EXTRACT:
┄┄┄┄┄┄┄┄┄┄┄┄┄┄┄┄┄┄┄┄

Vancouver       Vancouver in British Columbia, Canada may be a case study of the post-gentrified city.  Average housing prices have dropped all the way down to $1.4 million per house.  The Vancouver Sun reported that a Habitat for Humanity house had sold for $330,000.  ACORN Canada’s office and all of our groups are in the working-class suburbs of Burnaby, New Westminster, Surrey, and other communities.  It is difficult for low and moderate-income families to afford to even think about living in Vancouver.

The government is progressive.  Leadership has been stable with an excellent and forward-thinking mayor in Gregor Robertson for a number of years.  There is no lack of people trying to do the right thing.  There is no confusion at the top or at the bottom of the economic and political ladders that housing is unaffordable.

So, what does Vancouver do to assure that housing is affordable and to prevent the city from just become the living and working space for the rich and elite?

While in the city for the ACORN Canada board meeting and annual general meeting, the next four years city budget for capital or big construction and development projects was published.  The capital budget is big time for the coming four years, $2.6 billion.  Surprisingly though, 55% of that budget or $1.44 billion the Sun reported are “earmarked income from ‘development contributions,’ which are raised by charging real estate developers.”  At first glance, we might say that’s great, “Make them pay!”  At second glance it is hard not to think that the city of Vancouver may be riding the sharks as much as regulating them.  If developer money is funding so much of capital expenditures, then the city also depends on new development, which gives developers a lot of leverage

In fact, when it comes to affordable housing and child-care spaces, which many might argue are the top priorities for lower income and working families in the city, the capital budget is scary.  First, it only provides for 1200 to 1600 nonmarket rental house and 1000 child-care spaces, which annually is only 300 to 400 units per year and 250 child care spaces. That’s way too little.  The fiscal number for the construction was $539 million and the budget says that 99% or $535 would come from development contributions, meaning the city and its taxpayers have zero skin in those projects.  For the $117 million for child-care development contributions are 94%.

┄┄┄┄┄┄┄┄┄┄┄┄┄┄┄┄┄┄┄┄

TASK INPUT:
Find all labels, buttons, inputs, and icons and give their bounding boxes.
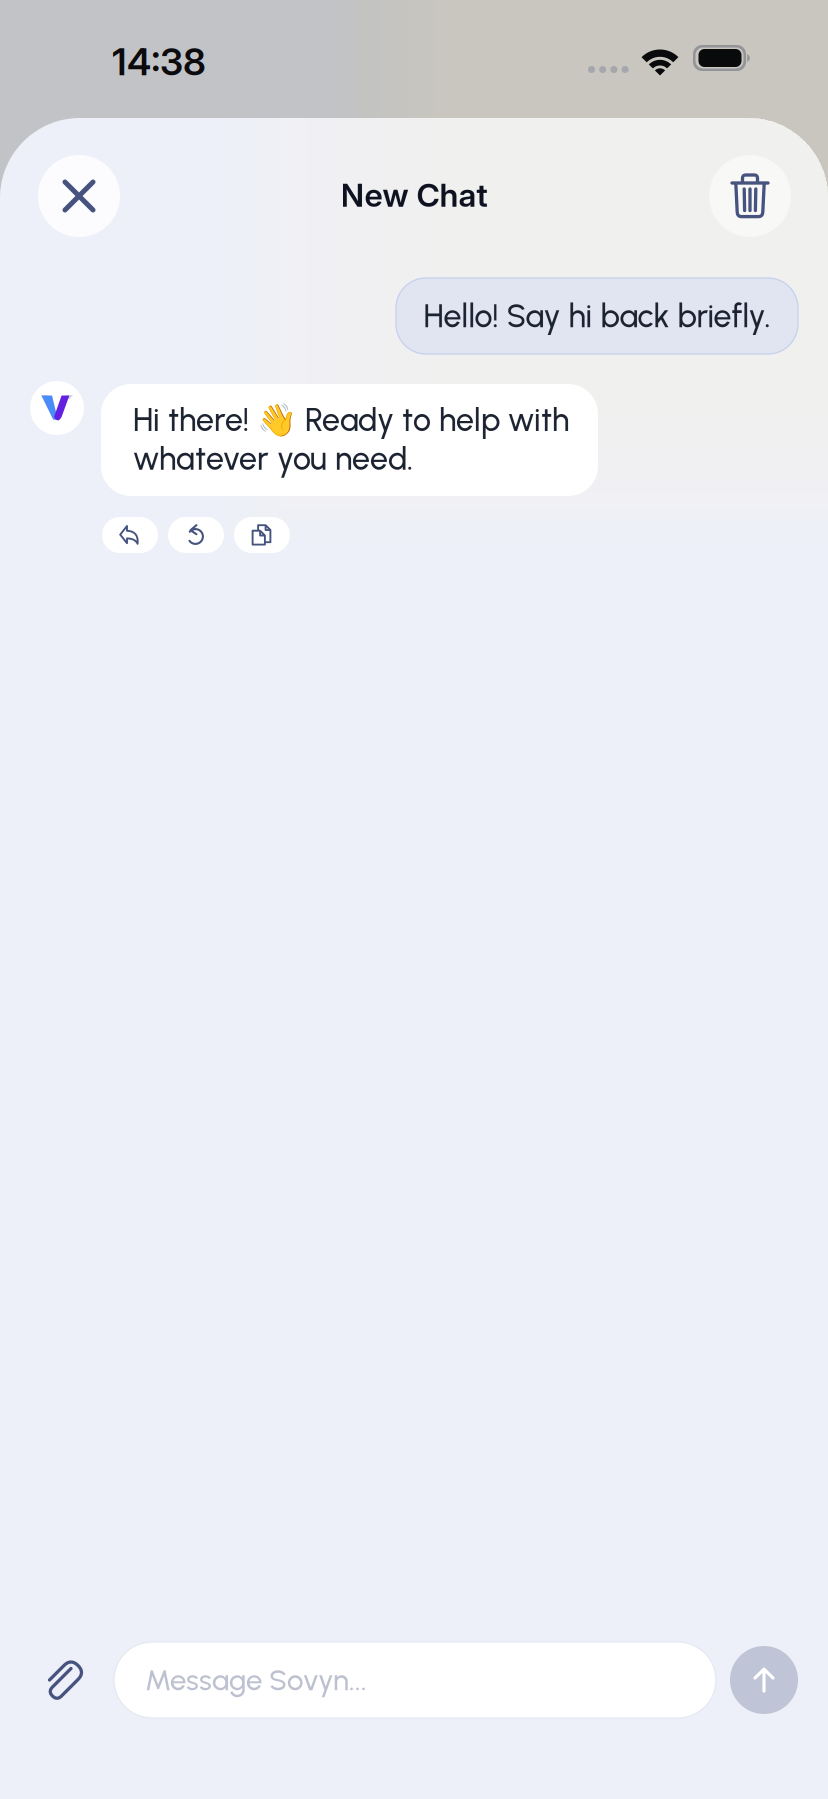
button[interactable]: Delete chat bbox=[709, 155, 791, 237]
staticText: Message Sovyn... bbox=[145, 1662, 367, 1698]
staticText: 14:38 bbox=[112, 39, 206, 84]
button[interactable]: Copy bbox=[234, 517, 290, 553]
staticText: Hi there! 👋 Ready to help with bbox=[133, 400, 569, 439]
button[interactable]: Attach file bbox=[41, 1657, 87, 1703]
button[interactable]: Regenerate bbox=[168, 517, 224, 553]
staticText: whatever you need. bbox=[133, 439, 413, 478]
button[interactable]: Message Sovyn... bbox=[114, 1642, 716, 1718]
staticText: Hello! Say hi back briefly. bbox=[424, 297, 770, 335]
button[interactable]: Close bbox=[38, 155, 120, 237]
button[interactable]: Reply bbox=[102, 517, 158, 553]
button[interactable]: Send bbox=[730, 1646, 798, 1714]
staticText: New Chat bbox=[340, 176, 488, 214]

┄┄┄┄┄┄┄┄┄┄┄┄┄┄┄┄┄┄┄┄

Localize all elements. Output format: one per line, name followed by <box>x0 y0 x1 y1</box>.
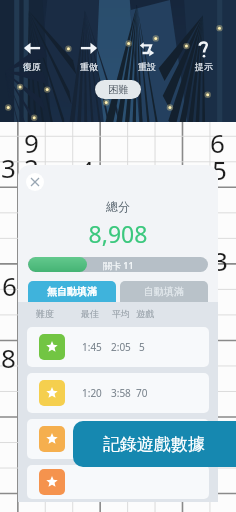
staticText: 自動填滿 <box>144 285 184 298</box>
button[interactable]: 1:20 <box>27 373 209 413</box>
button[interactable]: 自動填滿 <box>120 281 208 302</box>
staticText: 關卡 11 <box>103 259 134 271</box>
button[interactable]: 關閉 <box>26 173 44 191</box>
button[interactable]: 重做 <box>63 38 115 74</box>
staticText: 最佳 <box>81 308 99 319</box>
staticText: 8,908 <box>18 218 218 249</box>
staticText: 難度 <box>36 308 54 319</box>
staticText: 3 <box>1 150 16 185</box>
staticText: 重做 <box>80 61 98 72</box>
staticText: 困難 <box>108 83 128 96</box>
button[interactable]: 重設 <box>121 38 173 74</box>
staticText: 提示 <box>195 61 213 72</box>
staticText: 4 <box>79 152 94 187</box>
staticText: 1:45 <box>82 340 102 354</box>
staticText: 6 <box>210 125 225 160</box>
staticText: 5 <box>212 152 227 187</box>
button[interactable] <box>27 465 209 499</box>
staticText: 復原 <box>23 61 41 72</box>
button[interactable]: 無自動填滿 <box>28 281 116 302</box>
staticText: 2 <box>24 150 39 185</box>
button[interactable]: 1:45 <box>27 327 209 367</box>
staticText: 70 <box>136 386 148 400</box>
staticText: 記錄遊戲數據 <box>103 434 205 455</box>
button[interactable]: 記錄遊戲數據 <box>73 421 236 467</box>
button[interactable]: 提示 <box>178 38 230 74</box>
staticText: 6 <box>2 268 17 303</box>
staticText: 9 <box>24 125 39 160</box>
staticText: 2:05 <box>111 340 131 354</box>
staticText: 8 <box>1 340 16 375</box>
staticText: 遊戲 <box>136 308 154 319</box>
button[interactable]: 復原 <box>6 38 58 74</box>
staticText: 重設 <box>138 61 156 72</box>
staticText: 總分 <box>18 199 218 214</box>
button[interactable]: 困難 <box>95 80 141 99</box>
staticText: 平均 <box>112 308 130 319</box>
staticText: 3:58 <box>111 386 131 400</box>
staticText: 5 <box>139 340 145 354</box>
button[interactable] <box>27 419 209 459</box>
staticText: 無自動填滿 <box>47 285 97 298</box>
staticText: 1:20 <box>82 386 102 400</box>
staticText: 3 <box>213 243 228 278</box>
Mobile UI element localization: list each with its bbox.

┄┄┄┄┄┄┄┄┄┄┄┄┄┄┄┄┄┄┄┄

WRITTEN INSTRUCTION 1:
Transcribe the entries verbatim, beginning at the line that contains "Find all labels, buttons, inputs, and" and stopping after the line that contains "staticText: New Chat". Omit the pictures.
WRITTEN INSTRUCTION 2:
Continue the text on Vancouver's capital budget and housing affordability from where it stops.

FINAL ANSWER 1:
Find all labels, buttons, inputs, and icons and give their bounding boxes.
button[interactable]: Delete chat bbox=[709, 155, 791, 237]
staticText: Message Sovyn... bbox=[145, 1662, 367, 1698]
staticText: 14:38 bbox=[112, 39, 206, 84]
button[interactable]: Copy bbox=[234, 517, 290, 553]
staticText: Hi there! 👋 Ready to help with bbox=[133, 400, 569, 439]
button[interactable]: Attach file bbox=[41, 1657, 87, 1703]
button[interactable]: Regenerate bbox=[168, 517, 224, 553]
staticText: whatever you need. bbox=[133, 439, 413, 478]
button[interactable]: Message Sovyn... bbox=[114, 1642, 716, 1718]
staticText: Hello! Say hi back briefly. bbox=[424, 297, 770, 335]
button[interactable]: Close bbox=[38, 155, 120, 237]
button[interactable]: Reply bbox=[102, 517, 158, 553]
button[interactable]: Send bbox=[730, 1646, 798, 1714]
staticText: New Chat bbox=[340, 176, 488, 214]

FINAL ANSWER 2:
The Sun helpfully defines these development contributions.

“Development cost levies…are typically a standard calculation.  Community amenity contributions tend to be individually negotiated between the city and a developer over rezoning for a specific project and can be paid in straight cash or the building of an on-site amenity such as a pool or community center.”

One is a tax and the other is what we would normally see emerge from community benefit agreements, although it almost seems like the developer is driving the decision to benefit their own project, rather than the community or the city.  An amenity would seem to accelerate the rewards for gentrification as well.

It would seem like a rich, gentrified, progressive city like Vancouver could – and should – be doing so much more.